Locate the word "highest" in the data below, then copy every line that holds it.

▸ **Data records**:
------------------------------------------------------------------------

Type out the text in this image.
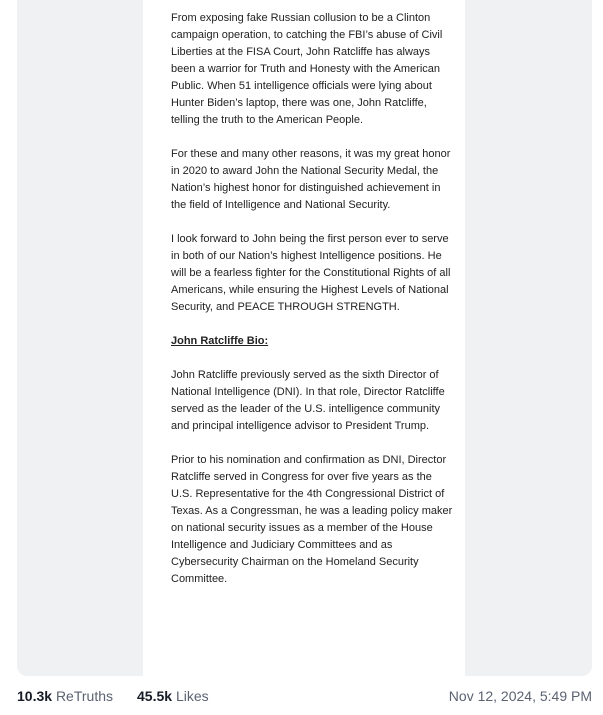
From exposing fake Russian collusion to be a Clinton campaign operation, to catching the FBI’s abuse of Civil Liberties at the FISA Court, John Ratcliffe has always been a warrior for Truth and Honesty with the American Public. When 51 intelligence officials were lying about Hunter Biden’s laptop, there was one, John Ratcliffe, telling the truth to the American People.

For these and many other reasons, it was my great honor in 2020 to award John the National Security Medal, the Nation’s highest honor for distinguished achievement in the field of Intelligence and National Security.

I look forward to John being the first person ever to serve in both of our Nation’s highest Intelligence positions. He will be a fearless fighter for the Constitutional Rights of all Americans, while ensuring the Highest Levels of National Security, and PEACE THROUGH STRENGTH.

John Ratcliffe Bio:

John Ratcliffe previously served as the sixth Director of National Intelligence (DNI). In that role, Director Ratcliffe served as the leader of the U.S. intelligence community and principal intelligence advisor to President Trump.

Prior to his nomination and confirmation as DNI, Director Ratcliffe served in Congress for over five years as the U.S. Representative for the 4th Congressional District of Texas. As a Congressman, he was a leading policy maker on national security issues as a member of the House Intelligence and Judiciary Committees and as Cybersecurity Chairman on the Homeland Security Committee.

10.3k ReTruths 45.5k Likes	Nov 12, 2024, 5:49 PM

------------------------------------------------------------------------

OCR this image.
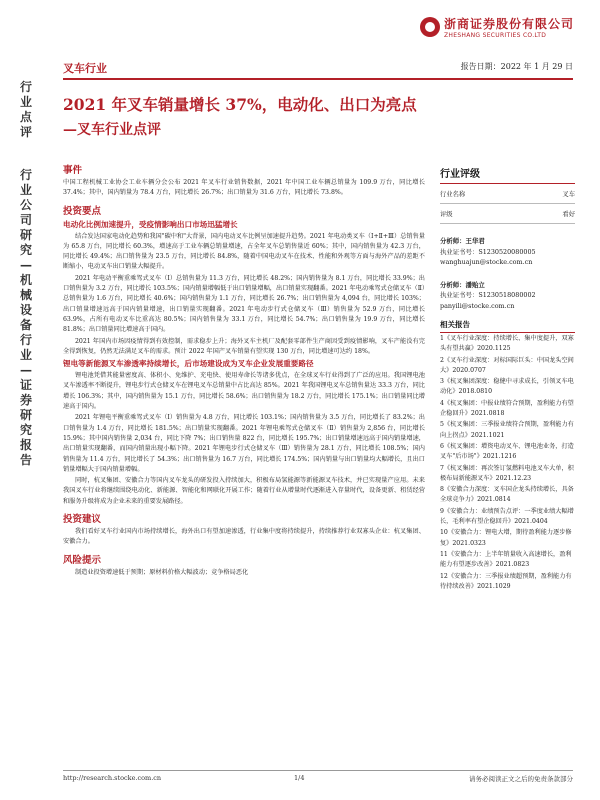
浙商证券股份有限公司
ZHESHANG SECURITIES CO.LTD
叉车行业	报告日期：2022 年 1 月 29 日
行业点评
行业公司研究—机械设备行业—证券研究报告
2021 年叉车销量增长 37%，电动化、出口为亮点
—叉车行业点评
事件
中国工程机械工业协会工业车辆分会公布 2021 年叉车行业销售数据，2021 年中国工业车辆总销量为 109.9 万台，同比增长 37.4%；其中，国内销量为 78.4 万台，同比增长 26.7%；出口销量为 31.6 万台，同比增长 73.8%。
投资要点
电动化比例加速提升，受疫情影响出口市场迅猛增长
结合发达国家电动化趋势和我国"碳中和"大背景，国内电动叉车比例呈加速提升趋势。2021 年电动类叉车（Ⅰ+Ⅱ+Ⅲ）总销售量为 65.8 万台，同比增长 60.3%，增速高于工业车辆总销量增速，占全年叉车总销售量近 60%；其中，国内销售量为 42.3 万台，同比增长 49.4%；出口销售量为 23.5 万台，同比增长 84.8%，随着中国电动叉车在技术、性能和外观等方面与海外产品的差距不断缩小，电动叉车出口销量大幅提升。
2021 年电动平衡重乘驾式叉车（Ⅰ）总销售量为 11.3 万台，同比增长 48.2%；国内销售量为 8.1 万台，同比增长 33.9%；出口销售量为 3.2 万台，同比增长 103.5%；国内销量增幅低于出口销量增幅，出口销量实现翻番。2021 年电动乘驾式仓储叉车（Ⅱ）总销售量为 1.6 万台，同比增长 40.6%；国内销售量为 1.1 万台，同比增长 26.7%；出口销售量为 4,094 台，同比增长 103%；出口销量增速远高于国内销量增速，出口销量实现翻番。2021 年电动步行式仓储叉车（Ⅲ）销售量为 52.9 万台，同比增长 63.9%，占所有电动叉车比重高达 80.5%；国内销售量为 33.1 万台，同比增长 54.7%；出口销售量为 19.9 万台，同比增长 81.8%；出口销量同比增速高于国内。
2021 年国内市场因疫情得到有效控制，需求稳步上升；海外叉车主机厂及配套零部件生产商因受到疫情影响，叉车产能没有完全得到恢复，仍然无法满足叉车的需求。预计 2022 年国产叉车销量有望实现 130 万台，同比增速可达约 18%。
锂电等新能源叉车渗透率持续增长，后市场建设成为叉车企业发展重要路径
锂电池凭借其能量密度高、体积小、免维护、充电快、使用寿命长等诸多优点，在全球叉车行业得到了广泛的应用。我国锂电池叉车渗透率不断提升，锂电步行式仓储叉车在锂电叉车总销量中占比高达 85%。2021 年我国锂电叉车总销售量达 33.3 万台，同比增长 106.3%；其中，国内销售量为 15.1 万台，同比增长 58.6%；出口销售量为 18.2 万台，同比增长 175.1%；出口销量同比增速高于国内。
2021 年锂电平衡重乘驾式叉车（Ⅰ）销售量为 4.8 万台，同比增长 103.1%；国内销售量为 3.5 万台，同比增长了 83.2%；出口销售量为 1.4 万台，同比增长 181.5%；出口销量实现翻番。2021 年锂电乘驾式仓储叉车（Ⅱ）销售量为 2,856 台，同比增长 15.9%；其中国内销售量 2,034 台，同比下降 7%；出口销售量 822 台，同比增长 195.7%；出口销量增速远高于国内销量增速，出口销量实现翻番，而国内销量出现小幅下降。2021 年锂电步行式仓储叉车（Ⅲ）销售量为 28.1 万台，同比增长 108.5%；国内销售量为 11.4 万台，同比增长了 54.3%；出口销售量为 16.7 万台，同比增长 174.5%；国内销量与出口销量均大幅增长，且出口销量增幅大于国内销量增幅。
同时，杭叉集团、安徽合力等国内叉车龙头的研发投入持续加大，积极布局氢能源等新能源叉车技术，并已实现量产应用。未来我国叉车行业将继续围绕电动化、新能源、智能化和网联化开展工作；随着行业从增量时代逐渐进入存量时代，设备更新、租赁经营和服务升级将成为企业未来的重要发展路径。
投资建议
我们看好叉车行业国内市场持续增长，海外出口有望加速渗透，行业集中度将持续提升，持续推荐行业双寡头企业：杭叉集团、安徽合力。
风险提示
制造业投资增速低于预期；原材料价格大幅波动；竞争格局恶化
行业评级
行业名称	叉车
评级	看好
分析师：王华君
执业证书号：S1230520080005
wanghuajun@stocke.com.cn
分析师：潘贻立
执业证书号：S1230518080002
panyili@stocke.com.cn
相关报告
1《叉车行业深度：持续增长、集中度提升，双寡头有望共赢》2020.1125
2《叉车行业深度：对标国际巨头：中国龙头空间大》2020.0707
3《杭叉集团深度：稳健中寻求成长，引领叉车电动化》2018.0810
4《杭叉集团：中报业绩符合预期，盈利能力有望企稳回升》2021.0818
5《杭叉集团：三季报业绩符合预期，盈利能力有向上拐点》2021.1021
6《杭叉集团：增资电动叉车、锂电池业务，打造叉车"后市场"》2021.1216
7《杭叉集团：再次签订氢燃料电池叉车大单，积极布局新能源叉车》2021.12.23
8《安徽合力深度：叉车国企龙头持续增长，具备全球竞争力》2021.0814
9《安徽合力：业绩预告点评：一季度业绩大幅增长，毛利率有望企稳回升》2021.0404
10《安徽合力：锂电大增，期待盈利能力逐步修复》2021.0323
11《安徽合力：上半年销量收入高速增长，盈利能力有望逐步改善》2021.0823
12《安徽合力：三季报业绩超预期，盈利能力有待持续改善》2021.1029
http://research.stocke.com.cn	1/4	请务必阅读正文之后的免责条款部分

------------------------------------------------------------------------

▸ **Finished answer**:
For these and many other reasons, it was my great honor in 2020 to award John the National Security Medal, the Nation’s highest honor for distinguished achievement in the field of Intelligence and National Security.
I look forward to John being the first person ever to serve in both of our Nation’s highest Intelligence positions. He will be a fearless fighter for the Constitutional Rights of all Americans, while ensuring the Highest Levels of National Security, and PEACE THROUGH STRENGTH.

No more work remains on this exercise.